Task details ->
Will you transcribe the entries that follow, exactly and in full?

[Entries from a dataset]
==========

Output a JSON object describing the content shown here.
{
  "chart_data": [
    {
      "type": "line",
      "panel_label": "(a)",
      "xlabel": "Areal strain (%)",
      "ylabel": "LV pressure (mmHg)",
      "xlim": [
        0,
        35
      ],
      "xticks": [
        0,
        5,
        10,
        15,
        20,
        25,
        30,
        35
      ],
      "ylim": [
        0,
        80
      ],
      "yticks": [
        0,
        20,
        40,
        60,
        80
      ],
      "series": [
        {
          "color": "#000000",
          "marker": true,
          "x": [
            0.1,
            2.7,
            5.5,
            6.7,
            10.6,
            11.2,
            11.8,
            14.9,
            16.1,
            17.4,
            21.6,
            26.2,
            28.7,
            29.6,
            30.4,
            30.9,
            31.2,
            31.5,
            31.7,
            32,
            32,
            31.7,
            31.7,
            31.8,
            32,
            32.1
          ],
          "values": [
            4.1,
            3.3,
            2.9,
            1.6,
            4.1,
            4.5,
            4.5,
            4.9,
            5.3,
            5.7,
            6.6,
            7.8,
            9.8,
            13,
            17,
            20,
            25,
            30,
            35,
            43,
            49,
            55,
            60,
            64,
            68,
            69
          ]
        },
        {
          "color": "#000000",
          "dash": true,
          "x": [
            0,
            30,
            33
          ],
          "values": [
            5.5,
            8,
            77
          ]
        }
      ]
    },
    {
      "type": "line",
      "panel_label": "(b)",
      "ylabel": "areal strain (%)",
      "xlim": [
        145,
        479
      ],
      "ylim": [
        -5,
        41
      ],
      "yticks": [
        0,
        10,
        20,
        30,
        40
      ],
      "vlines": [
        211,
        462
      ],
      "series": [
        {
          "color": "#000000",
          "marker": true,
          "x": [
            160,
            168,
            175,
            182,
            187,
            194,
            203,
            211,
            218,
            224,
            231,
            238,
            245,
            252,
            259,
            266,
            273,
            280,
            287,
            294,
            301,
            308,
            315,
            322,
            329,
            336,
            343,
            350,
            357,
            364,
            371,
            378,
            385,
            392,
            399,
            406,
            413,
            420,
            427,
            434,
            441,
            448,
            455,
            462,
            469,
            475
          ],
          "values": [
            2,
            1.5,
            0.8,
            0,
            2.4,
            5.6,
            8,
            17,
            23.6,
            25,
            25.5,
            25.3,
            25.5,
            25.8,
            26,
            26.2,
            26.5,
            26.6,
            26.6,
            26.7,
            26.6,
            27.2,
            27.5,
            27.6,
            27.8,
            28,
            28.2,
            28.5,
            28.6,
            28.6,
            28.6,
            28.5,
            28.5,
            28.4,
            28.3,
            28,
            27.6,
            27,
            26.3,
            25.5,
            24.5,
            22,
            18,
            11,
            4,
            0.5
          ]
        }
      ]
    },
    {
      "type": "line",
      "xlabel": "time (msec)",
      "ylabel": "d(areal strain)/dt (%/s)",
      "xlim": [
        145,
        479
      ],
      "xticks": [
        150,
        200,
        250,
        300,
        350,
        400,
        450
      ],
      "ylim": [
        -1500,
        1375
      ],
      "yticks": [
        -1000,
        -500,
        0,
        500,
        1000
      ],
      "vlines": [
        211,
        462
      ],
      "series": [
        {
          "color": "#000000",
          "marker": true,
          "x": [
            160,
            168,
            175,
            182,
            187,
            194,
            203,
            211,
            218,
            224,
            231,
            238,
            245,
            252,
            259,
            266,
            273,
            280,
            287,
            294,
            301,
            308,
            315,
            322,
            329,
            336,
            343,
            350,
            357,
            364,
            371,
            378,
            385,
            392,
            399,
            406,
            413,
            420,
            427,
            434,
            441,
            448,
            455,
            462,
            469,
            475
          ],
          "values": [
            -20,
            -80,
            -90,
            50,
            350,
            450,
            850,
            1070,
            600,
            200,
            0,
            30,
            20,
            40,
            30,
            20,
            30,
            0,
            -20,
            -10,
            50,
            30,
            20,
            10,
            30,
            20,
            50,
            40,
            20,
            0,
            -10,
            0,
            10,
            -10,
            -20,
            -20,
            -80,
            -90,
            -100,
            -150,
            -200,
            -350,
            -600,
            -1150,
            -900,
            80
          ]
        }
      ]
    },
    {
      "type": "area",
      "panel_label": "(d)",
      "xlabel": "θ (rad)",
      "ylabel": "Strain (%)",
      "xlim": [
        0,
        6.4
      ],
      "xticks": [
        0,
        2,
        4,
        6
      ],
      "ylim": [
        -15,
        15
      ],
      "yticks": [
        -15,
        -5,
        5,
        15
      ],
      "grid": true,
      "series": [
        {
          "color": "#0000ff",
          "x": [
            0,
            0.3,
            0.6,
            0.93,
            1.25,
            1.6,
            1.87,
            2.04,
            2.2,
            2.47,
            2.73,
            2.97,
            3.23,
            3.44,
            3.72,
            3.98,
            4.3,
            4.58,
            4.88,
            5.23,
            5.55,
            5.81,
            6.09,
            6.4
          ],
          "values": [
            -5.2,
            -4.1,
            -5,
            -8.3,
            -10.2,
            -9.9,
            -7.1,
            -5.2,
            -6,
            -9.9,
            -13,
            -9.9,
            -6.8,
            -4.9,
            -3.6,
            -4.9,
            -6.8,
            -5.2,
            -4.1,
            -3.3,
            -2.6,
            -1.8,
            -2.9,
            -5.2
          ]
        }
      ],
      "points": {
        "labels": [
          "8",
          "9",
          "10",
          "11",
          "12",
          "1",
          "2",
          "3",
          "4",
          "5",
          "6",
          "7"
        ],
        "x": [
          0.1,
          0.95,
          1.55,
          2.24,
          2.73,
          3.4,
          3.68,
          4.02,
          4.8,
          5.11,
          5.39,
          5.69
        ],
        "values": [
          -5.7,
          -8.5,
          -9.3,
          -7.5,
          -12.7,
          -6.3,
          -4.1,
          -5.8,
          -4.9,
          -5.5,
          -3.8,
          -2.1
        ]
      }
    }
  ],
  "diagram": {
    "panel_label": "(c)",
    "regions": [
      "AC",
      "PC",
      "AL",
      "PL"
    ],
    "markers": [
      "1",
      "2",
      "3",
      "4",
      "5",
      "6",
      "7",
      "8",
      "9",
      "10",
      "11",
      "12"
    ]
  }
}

==========

Output below ->
Output a JSON object describing the content shown here.
{
  "chart_data": [
    {
      "type": "line",
      "panel_label": "(a)",
      "xlabel": "Areal strain (%)",
      "ylabel": "LV pressure (mmHg)",
      "xlim": [
        0,
        35
      ],
      "xticks": [
        0,
        5,
        10,
        15,
        20,
        25,
        30,
        35
      ],
      "ylim": [
        0,
        80
      ],
      "yticks": [
        0,
        20,
        40,
        60,
        80
      ],
      "series": [
        {
          "color": "#000000",
          "marker": true,
          "x": [
            0.1,
            2.7,
            5.5,
            6.7,
            10.6,
            11.2,
            11.8,
            14.9,
            16.1,
            17.4,
            21.6,
            26.2,
            28.7,
            29.6,
            30.4,
            30.9,
            31.2,
            31.5,
            31.7,
            32,
            32,
            31.7,
            31.7,
            31.8,
            32,
            32.1
          ],
          "values": [
            4.1,
            3.3,
            2.9,
            1.6,
            4.1,
            4.5,
            4.5,
            4.9,
            5.3,
            5.7,
            6.6,
            7.8,
            9.8,
            13,
            17,
            20,
            25,
            30,
            35,
            43,
            49,
            55,
            60,
            64,
            68,
            69
          ]
        },
        {
          "color": "#000000",
          "dash": true,
          "x": [
            0,
            30,
            33
          ],
          "values": [
            5.5,
            8,
            77
          ]
        }
      ]
    },
    {
      "type": "line",
      "panel_label": "(b)",
      "ylabel": "areal strain (%)",
      "xlim": [
        145,
        479
      ],
      "ylim": [
        -5,
        41
      ],
      "yticks": [
        0,
        10,
        20,
        30,
        40
      ],
      "vlines": [
        211,
        462
      ],
      "series": [
        {
          "color": "#000000",
          "marker": true,
          "x": [
            160,
            168,
            175,
            182,
            187,
            194,
            203,
            211,
            218,
            224,
            231,
            238,
            245,
            252,
            259,
            266,
            273,
            280,
            287,
            294,
            301,
            308,
            315,
            322,
            329,
            336,
            343,
            350,
            357,
            364,
            371,
            378,
            385,
            392,
            399,
            406,
            413,
            420,
            427,
            434,
            441,
            448,
            455,
            462,
            469,
            475
          ],
          "values": [
            2,
            1.5,
            0.8,
            0,
            2.4,
            5.6,
            8,
            17,
            23.6,
            25,
            25.5,
            25.3,
            25.5,
            25.8,
            26,
            26.2,
            26.5,
            26.6,
            26.6,
            26.7,
            26.6,
            27.2,
            27.5,
            27.6,
            27.8,
            28,
            28.2,
            28.5,
            28.6,
            28.6,
            28.6,
            28.5,
            28.5,
            28.4,
            28.3,
            28,
            27.6,
            27,
            26.3,
            25.5,
            24.5,
            22,
            18,
            11,
            4,
            0.5
          ]
        }
      ]
    },
    {
      "type": "line",
      "xlabel": "time (msec)",
      "ylabel": "d(areal strain)/dt (%/s)",
      "xlim": [
        145,
        479
      ],
      "xticks": [
        150,
        200,
        250,
        300,
        350,
        400,
        450
      ],
      "ylim": [
        -1500,
        1375
      ],
      "yticks": [
        -1000,
        -500,
        0,
        500,
        1000
      ],
      "vlines": [
        211,
        462
      ],
      "series": [
        {
          "color": "#000000",
          "marker": true,
          "x": [
            160,
            168,
            175,
            182,
            187,
            194,
            203,
            211,
            218,
            224,
            231,
            238,
            245,
            252,
            259,
            266,
            273,
            280,
            287,
            294,
            301,
            308,
            315,
            322,
            329,
            336,
            343,
            350,
            357,
            364,
            371,
            378,
            385,
            392,
            399,
            406,
            413,
            420,
            427,
            434,
            441,
            448,
            455,
            462,
            469,
            475
          ],
          "values": [
            -20,
            -80,
            -90,
            50,
            350,
            450,
            850,
            1070,
            600,
            200,
            0,
            30,
            20,
            40,
            30,
            20,
            30,
            0,
            -20,
            -10,
            50,
            30,
            20,
            10,
            30,
            20,
            50,
            40,
            20,
            0,
            -10,
            0,
            10,
            -10,
            -20,
            -20,
            -80,
            -90,
            -100,
            -150,
            -200,
            -350,
            -600,
            -1150,
            -900,
            80
          ]
        }
      ]
    },
    {
      "type": "area",
      "panel_label": "(d)",
      "xlabel": "θ (rad)",
      "ylabel": "Strain (%)",
      "xlim": [
        0,
        6.4
      ],
      "xticks": [
        0,
        2,
        4,
        6
      ],
      "ylim": [
        -15,
        15
      ],
      "yticks": [
        -15,
        -5,
        5,
        15
      ],
      "grid": true,
      "series": [
        {
          "color": "#0000ff",
          "x": [
            0,
            0.3,
            0.6,
            0.93,
            1.25,
            1.6,
            1.87,
            2.04,
            2.2,
            2.47,
            2.73,
            2.97,
            3.23,
            3.44,
            3.72,
            3.98,
            4.3,
            4.58,
            4.88,
            5.23,
            5.55,
            5.81,
            6.09,
            6.4
          ],
          "values": [
            -5.2,
            -4.1,
            -5,
            -8.3,
            -10.2,
            -9.9,
            -7.1,
            -5.2,
            -6,
            -9.9,
            -13,
            -9.9,
            -6.8,
            -4.9,
            -3.6,
            -4.9,
            -6.8,
            -5.2,
            -4.1,
            -3.3,
            -2.6,
            -1.8,
            -2.9,
            -5.2
          ]
        }
      ],
      "points": {
        "labels": [
          "8",
          "9",
          "10",
          "11",
          "12",
          "1",
          "2",
          "3",
          "4",
          "5",
          "6",
          "7"
        ],
        "x": [
          0.1,
          0.95,
          1.55,
          2.24,
          2.73,
          3.4,
          3.68,
          4.02,
          4.8,
          5.11,
          5.39,
          5.69
        ],
        "values": [
          -5.7,
          -8.5,
          -9.3,
          -7.5,
          -12.7,
          -6.3,
          -4.1,
          -5.8,
          -4.9,
          -5.5,
          -3.8,
          -2.1
        ]
      }
    }
  ],
  "diagram": {
    "panel_label": "(c)",
    "regions": [
      "AC",
      "PC",
      "AL",
      "PL"
    ],
    "markers": [
      "1",
      "2",
      "3",
      "4",
      "5",
      "6",
      "7",
      "8",
      "9",
      "10",
      "11",
      "12"
    ]
  }
}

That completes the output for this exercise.